■ **Task details**
Copy the records below exactly, omitting any pictures they contain.

[Stored entries]
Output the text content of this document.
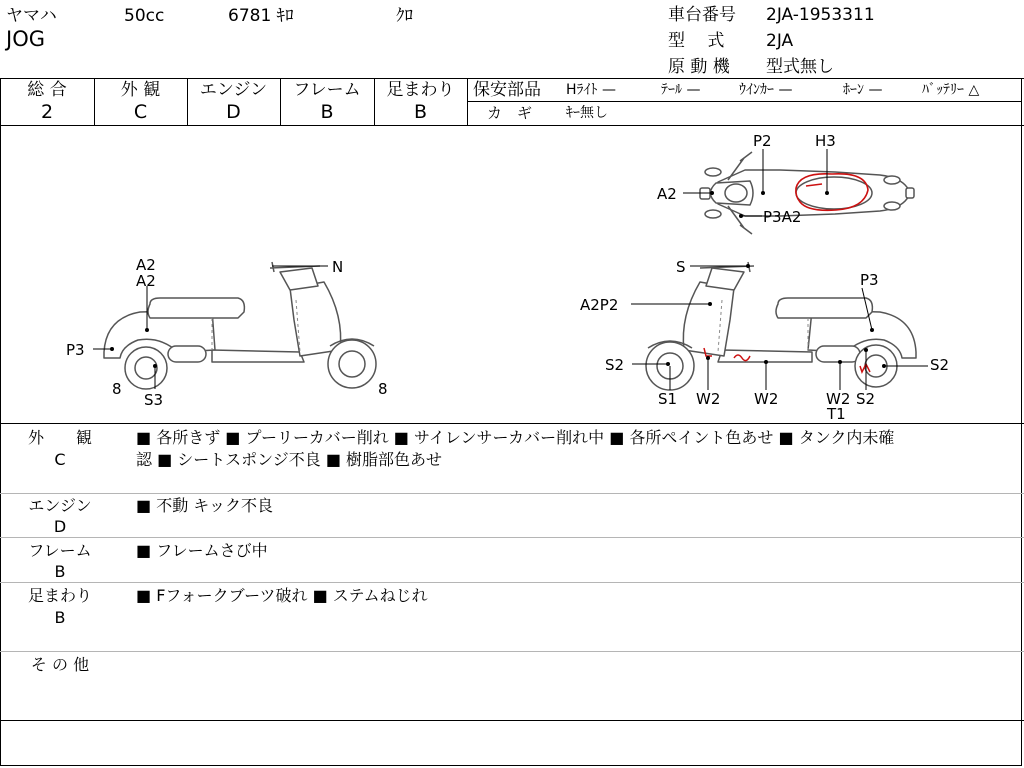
ヤマハ	50cc	6781 ｷﾛ	ｸﾛ
JOG
車台番号 2JA-1953311
型　 式 2JA
原 動 機 型式無し
総 合	外 観	エンジン	フレーム	足まわり
2	C	D	B	B
保安部品 Hﾗｲﾄ —	ﾃｰﾙ —	ｳｲﾝｶｰ —	ﾎｰﾝ —	ﾊﾞｯﾃﾘｰ △
カ　ギ ｷｰ無し
P2	H3
A2
P3A2
A2
A2
N
P3
8
S3
8
S
P3
A2P2
S2	S2
S1 W2 W2	W2 S2
T1
外　　観
C
■ 各所きず ■ プーリーカバー削れ ■ サイレンサーカバー削れ中 ■ 各所ペイント色あせ ■ タンク内未確
認 ■ シートスポンジ不良 ■ 樹脂部色あせ
エンジン
D
■ 不動 キック不良
フレーム
B
■ フレームさび中
足まわり
B
■ Fフォークブーツ破れ ■ ステムねじれ
そ の 他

■ **Result**
Output the text content of this document.
ヤマハ	50cc	6781 ｷﾛ	ｸﾛ
JOG
車台番号 2JA-1953311
型　 式 2JA
原 動 機 型式無し
総 合	外 観	エンジン	フレーム	足まわり
2	C	D	B	B
保安部品 Hﾗｲﾄ —	ﾃｰﾙ —	ｳｲﾝｶｰ —	ﾎｰﾝ —	ﾊﾞｯﾃﾘｰ △
カ　ギ ｷｰ無し
P2	H3
A2
P3A2
A2
A2
N
P3
8
S3
8
S
P3
A2P2
S2	S2
S1 W2 W2	W2 S2
T1
外　　観
C
■ 各所きず ■ プーリーカバー削れ ■ サイレンサーカバー削れ中 ■ 各所ペイント色あせ ■ タンク内未確
認 ■ シートスポンジ不良 ■ 樹脂部色あせ
エンジン
D
■ 不動 キック不良
フレーム
B
■ フレームさび中
足まわり
B
■ Fフォークブーツ破れ ■ ステムねじれ
そ の 他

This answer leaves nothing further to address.